⟨

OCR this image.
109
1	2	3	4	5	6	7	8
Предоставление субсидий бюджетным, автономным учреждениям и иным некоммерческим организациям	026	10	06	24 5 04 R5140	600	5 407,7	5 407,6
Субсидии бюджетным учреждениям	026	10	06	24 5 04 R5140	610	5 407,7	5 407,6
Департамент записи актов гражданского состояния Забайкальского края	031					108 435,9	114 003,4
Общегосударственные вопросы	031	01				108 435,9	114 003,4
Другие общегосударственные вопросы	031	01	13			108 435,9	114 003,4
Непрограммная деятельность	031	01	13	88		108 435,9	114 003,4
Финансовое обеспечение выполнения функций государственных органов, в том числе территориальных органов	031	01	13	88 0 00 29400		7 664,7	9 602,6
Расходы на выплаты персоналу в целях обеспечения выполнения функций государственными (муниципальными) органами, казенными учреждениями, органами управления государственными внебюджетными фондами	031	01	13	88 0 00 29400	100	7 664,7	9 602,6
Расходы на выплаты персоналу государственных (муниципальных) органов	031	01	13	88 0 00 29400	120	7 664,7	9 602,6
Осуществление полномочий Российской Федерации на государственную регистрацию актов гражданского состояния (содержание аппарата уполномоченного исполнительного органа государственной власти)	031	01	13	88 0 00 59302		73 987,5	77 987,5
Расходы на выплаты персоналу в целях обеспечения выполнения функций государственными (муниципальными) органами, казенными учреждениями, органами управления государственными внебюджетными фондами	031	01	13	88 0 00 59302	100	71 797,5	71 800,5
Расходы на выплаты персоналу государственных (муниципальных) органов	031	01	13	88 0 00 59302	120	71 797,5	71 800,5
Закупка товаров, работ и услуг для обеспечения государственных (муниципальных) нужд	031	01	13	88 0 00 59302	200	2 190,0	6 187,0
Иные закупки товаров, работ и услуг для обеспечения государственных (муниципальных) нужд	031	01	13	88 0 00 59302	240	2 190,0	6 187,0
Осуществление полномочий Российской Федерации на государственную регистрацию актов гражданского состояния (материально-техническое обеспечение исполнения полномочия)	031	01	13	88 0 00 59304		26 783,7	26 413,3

⟩

Exercise prompt => Restate the data above word for word, please.

Written answer =>
OCR this image.
109
1	2	3	4	5	6	7	8
Предоставление субсидий бюджетным, автономным учреждениям и иным некоммерческим организациям	026	10	06	24 5 04 R5140	600	5 407,7	5 407,6
Субсидии бюджетным учреждениям	026	10	06	24 5 04 R5140	610	5 407,7	5 407,6
Департамент записи актов гражданского состояния Забайкальского края	031					108 435,9	114 003,4
Общегосударственные вопросы	031	01				108 435,9	114 003,4
Другие общегосударственные вопросы	031	01	13			108 435,9	114 003,4
Непрограммная деятельность	031	01	13	88		108 435,9	114 003,4
Финансовое обеспечение выполнения функций государственных органов, в том числе территориальных органов	031	01	13	88 0 00 29400		7 664,7	9 602,6
Расходы на выплаты персоналу в целях обеспечения выполнения функций государственными (муниципальными) органами, казенными учреждениями, органами управления государственными внебюджетными фондами	031	01	13	88 0 00 29400	100	7 664,7	9 602,6
Расходы на выплаты персоналу государственных (муниципальных) органов	031	01	13	88 0 00 29400	120	7 664,7	9 602,6
Осуществление полномочий Российской Федерации на государственную регистрацию актов гражданского состояния (содержание аппарата уполномоченного исполнительного органа государственной власти)	031	01	13	88 0 00 59302		73 987,5	77 987,5
Расходы на выплаты персоналу в целях обеспечения выполнения функций государственными (муниципальными) органами, казенными учреждениями, органами управления государственными внебюджетными фондами	031	01	13	88 0 00 59302	100	71 797,5	71 800,5
Расходы на выплаты персоналу государственных (муниципальных) органов	031	01	13	88 0 00 59302	120	71 797,5	71 800,5
Закупка товаров, работ и услуг для обеспечения государственных (муниципальных) нужд	031	01	13	88 0 00 59302	200	2 190,0	6 187,0
Иные закупки товаров, работ и услуг для обеспечения государственных (муниципальных) нужд	031	01	13	88 0 00 59302	240	2 190,0	6 187,0
Осуществление полномочий Российской Федерации на государственную регистрацию актов гражданского состояния (материально-техническое обеспечение исполнения полномочия)	031	01	13	88 0 00 59304		26 783,7	26 413,3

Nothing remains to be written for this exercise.